**WORK TO DO:** Transcribe the material in full. Nothing should differ except that the pictures are left out.

**ROWS:**
--- start ---
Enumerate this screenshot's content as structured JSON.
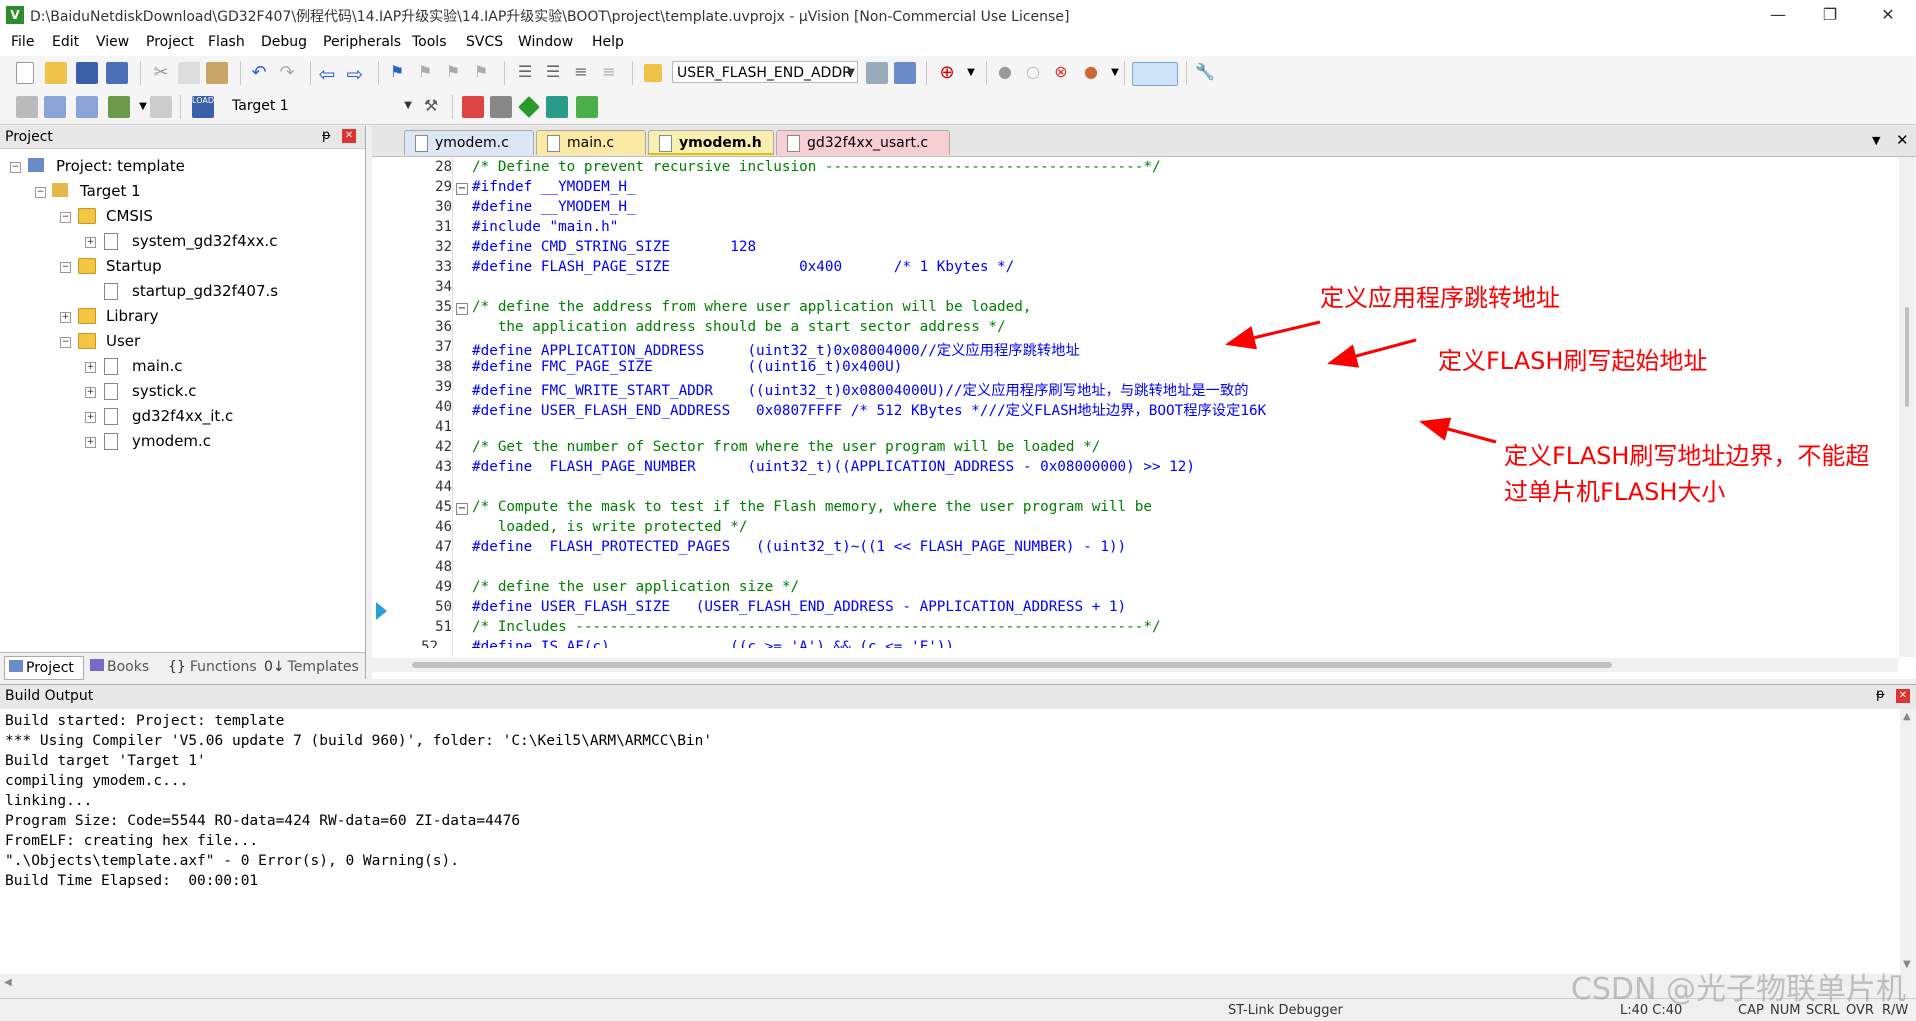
{
  "window": {
    "title": "D:\\BaiduNetdiskDownload\\GD32F407\\例程代码\\14.IAP升级实验\\14.IAP升级实验\\BOOT\\project\\template.uvprojx - µVision  [Non-Commercial Use License]",
    "minimize": "—",
    "maximize": "❐",
    "close": "✕"
  },
  "menu": [
    "File",
    "Edit",
    "View",
    "Project",
    "Flash",
    "Debug",
    "Peripherals",
    "Tools",
    "SVCS",
    "Window",
    "Help"
  ],
  "toolbar": {
    "find_combo": "USER_FLASH_END_ADDR",
    "target_combo": "Target 1"
  },
  "project_panel": {
    "title": "Project",
    "pin": "ᵽ",
    "close": "✕",
    "tree": [
      {
        "label": "Project: template"
      },
      {
        "label": "Target 1"
      },
      {
        "label": "CMSIS"
      },
      {
        "label": "system_gd32f4xx.c"
      },
      {
        "label": "Startup"
      },
      {
        "label": "startup_gd32f407.s"
      },
      {
        "label": "Library"
      },
      {
        "label": "User"
      },
      {
        "label": "main.c"
      },
      {
        "label": "systick.c"
      },
      {
        "label": "gd32f4xx_it.c"
      },
      {
        "label": "ymodem.c"
      }
    ],
    "tabs": [
      "Project",
      "Books",
      "Functions",
      "Templates"
    ]
  },
  "editor": {
    "tabs": [
      {
        "label": "ymodem.c",
        "color": "#dde6f4"
      },
      {
        "label": "main.c",
        "color": "#fde9a6"
      },
      {
        "label": "ymodem.h",
        "color": "#f8efb0"
      },
      {
        "label": "gd32f4xx_usart.c",
        "color": "#f7cfd3"
      }
    ],
    "lines": [
      {
        "n": "28",
        "text": "/* Define to prevent recursive inclusion -------------------------------------*/"
      },
      {
        "n": "29",
        "text": "#ifndef __YMODEM_H_"
      },
      {
        "n": "30",
        "text": "#define __YMODEM_H_"
      },
      {
        "n": "31",
        "text": "#include \"main.h\""
      },
      {
        "n": "32",
        "text": "#define CMD_STRING_SIZE       128"
      },
      {
        "n": "33",
        "text": "#define FLASH_PAGE_SIZE               0x400      /* 1 Kbytes */"
      },
      {
        "n": "34",
        "text": ""
      },
      {
        "n": "35",
        "text": "/* define the address from where user application will be loaded,"
      },
      {
        "n": "36",
        "text": "   the application address should be a start sector address */"
      },
      {
        "n": "37",
        "text": "#define APPLICATION_ADDRESS     (uint32_t)0x08004000//定义应用程序跳转地址"
      },
      {
        "n": "38",
        "text": "#define FMC_PAGE_SIZE           ((uint16_t)0x400U)"
      },
      {
        "n": "39",
        "text": "#define FMC_WRITE_START_ADDR    ((uint32_t)0x08004000U)//定义应用程序刷写地址，与跳转地址是一致的"
      },
      {
        "n": "40",
        "text": "#define USER_FLASH_END_ADDRESS   0x0807FFFF /* 512 KBytes *///定义FLASH地址边界，BOOT程序设定16K"
      },
      {
        "n": "41",
        "text": ""
      },
      {
        "n": "42",
        "text": "/* Get the number of Sector from where the user program will be loaded */"
      },
      {
        "n": "43",
        "text": "#define  FLASH_PAGE_NUMBER      (uint32_t)((APPLICATION_ADDRESS - 0x08000000) >> 12)"
      },
      {
        "n": "44",
        "text": ""
      },
      {
        "n": "45",
        "text": "/* Compute the mask to test if the Flash memory, where the user program will be"
      },
      {
        "n": "46",
        "text": "   loaded, is write protected */"
      },
      {
        "n": "47",
        "text": "#define  FLASH_PROTECTED_PAGES   ((uint32_t)~((1 << FLASH_PAGE_NUMBER) - 1))"
      },
      {
        "n": "48",
        "text": ""
      },
      {
        "n": "49",
        "text": "/* define the user application size */"
      },
      {
        "n": "50",
        "text": "#define USER_FLASH_SIZE   (USER_FLASH_END_ADDRESS - APPLICATION_ADDRESS + 1)"
      },
      {
        "n": "51",
        "text": "/* Includes ------------------------------------------------------------------*/"
      },
      {
        "n": "52",
        "text": "#define IS_AF(c)              ((c >= 'A') && (c <= 'F'))"
      }
    ],
    "annotations": {
      "a1": "定义应用程序跳转地址",
      "a2": "定义FLASH刷写起始地址",
      "a3_line1": "定义FLASH刷写地址边界，不能超",
      "a3_line2": "过单片机FLASH大小"
    }
  },
  "build_output": {
    "title": "Build Output",
    "lines": [
      "Build started: Project: template",
      "*** Using Compiler 'V5.06 update 7 (build 960)', folder: 'C:\\Keil5\\ARM\\ARMCC\\Bin'",
      "Build target 'Target 1'",
      "compiling ymodem.c...",
      "linking...",
      "Program Size: Code=5544 RO-data=424 RW-data=60 ZI-data=4476",
      "FromELF: creating hex file...",
      "\".\\Objects\\template.axf\" - 0 Error(s), 0 Warning(s).",
      "Build Time Elapsed:  00:00:01"
    ]
  },
  "status": {
    "debugger": "ST-Link Debugger",
    "position": "L:40 C:40",
    "caps": "CAP",
    "num": "NUM",
    "scrl": "SCRL",
    "ovr": "OVR",
    "rw": "R/W"
  },
  "watermark": "CSDN @光子物联单片机",
  "colors": {
    "annotation": "#ff0000",
    "comment": "#008000",
    "keyword": "#0000ff",
    "number": "#008080"
  }
}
--- end ---
**TASK RESULT:**
Enumerate this screenshot's content as structured JSON.
{
  "window": {
    "title": "D:\\BaiduNetdiskDownload\\GD32F407\\例程代码\\14.IAP升级实验\\14.IAP升级实验\\BOOT\\project\\template.uvprojx - µVision  [Non-Commercial Use License]",
    "minimize": "—",
    "maximize": "❐",
    "close": "✕"
  },
  "menu": [
    "File",
    "Edit",
    "View",
    "Project",
    "Flash",
    "Debug",
    "Peripherals",
    "Tools",
    "SVCS",
    "Window",
    "Help"
  ],
  "toolbar": {
    "find_combo": "USER_FLASH_END_ADDR",
    "target_combo": "Target 1"
  },
  "project_panel": {
    "title": "Project",
    "pin": "ᵽ",
    "close": "✕",
    "tree": [
      {
        "label": "Project: template"
      },
      {
        "label": "Target 1"
      },
      {
        "label": "CMSIS"
      },
      {
        "label": "system_gd32f4xx.c"
      },
      {
        "label": "Startup"
      },
      {
        "label": "startup_gd32f407.s"
      },
      {
        "label": "Library"
      },
      {
        "label": "User"
      },
      {
        "label": "main.c"
      },
      {
        "label": "systick.c"
      },
      {
        "label": "gd32f4xx_it.c"
      },
      {
        "label": "ymodem.c"
      }
    ],
    "tabs": [
      "Project",
      "Books",
      "Functions",
      "Templates"
    ]
  },
  "editor": {
    "tabs": [
      {
        "label": "ymodem.c",
        "color": "#dde6f4"
      },
      {
        "label": "main.c",
        "color": "#fde9a6"
      },
      {
        "label": "ymodem.h",
        "color": "#f8efb0"
      },
      {
        "label": "gd32f4xx_usart.c",
        "color": "#f7cfd3"
      }
    ],
    "lines": [
      {
        "n": "28",
        "text": "/* Define to prevent recursive inclusion -------------------------------------*/"
      },
      {
        "n": "29",
        "text": "#ifndef __YMODEM_H_"
      },
      {
        "n": "30",
        "text": "#define __YMODEM_H_"
      },
      {
        "n": "31",
        "text": "#include \"main.h\""
      },
      {
        "n": "32",
        "text": "#define CMD_STRING_SIZE       128"
      },
      {
        "n": "33",
        "text": "#define FLASH_PAGE_SIZE               0x400      /* 1 Kbytes */"
      },
      {
        "n": "34",
        "text": ""
      },
      {
        "n": "35",
        "text": "/* define the address from where user application will be loaded,"
      },
      {
        "n": "36",
        "text": "   the application address should be a start sector address */"
      },
      {
        "n": "37",
        "text": "#define APPLICATION_ADDRESS     (uint32_t)0x08004000//定义应用程序跳转地址"
      },
      {
        "n": "38",
        "text": "#define FMC_PAGE_SIZE           ((uint16_t)0x400U)"
      },
      {
        "n": "39",
        "text": "#define FMC_WRITE_START_ADDR    ((uint32_t)0x08004000U)//定义应用程序刷写地址，与跳转地址是一致的"
      },
      {
        "n": "40",
        "text": "#define USER_FLASH_END_ADDRESS   0x0807FFFF /* 512 KBytes *///定义FLASH地址边界，BOOT程序设定16K"
      },
      {
        "n": "41",
        "text": ""
      },
      {
        "n": "42",
        "text": "/* Get the number of Sector from where the user program will be loaded */"
      },
      {
        "n": "43",
        "text": "#define  FLASH_PAGE_NUMBER      (uint32_t)((APPLICATION_ADDRESS - 0x08000000) >> 12)"
      },
      {
        "n": "44",
        "text": ""
      },
      {
        "n": "45",
        "text": "/* Compute the mask to test if the Flash memory, where the user program will be"
      },
      {
        "n": "46",
        "text": "   loaded, is write protected */"
      },
      {
        "n": "47",
        "text": "#define  FLASH_PROTECTED_PAGES   ((uint32_t)~((1 << FLASH_PAGE_NUMBER) - 1))"
      },
      {
        "n": "48",
        "text": ""
      },
      {
        "n": "49",
        "text": "/* define the user application size */"
      },
      {
        "n": "50",
        "text": "#define USER_FLASH_SIZE   (USER_FLASH_END_ADDRESS - APPLICATION_ADDRESS + 1)"
      },
      {
        "n": "51",
        "text": "/* Includes ------------------------------------------------------------------*/"
      },
      {
        "n": "52",
        "text": "#define IS_AF(c)              ((c >= 'A') && (c <= 'F'))"
      }
    ],
    "annotations": {
      "a1": "定义应用程序跳转地址",
      "a2": "定义FLASH刷写起始地址",
      "a3_line1": "定义FLASH刷写地址边界，不能超",
      "a3_line2": "过单片机FLASH大小"
    }
  },
  "build_output": {
    "title": "Build Output",
    "lines": [
      "Build started: Project: template",
      "*** Using Compiler 'V5.06 update 7 (build 960)', folder: 'C:\\Keil5\\ARM\\ARMCC\\Bin'",
      "Build target 'Target 1'",
      "compiling ymodem.c...",
      "linking...",
      "Program Size: Code=5544 RO-data=424 RW-data=60 ZI-data=4476",
      "FromELF: creating hex file...",
      "\".\\Objects\\template.axf\" - 0 Error(s), 0 Warning(s).",
      "Build Time Elapsed:  00:00:01"
    ]
  },
  "status": {
    "debugger": "ST-Link Debugger",
    "position": "L:40 C:40",
    "caps": "CAP",
    "num": "NUM",
    "scrl": "SCRL",
    "ovr": "OVR",
    "rw": "R/W"
  },
  "watermark": "CSDN @光子物联单片机",
  "colors": {
    "annotation": "#ff0000",
    "comment": "#008000",
    "keyword": "#0000ff",
    "number": "#008080"
  }
}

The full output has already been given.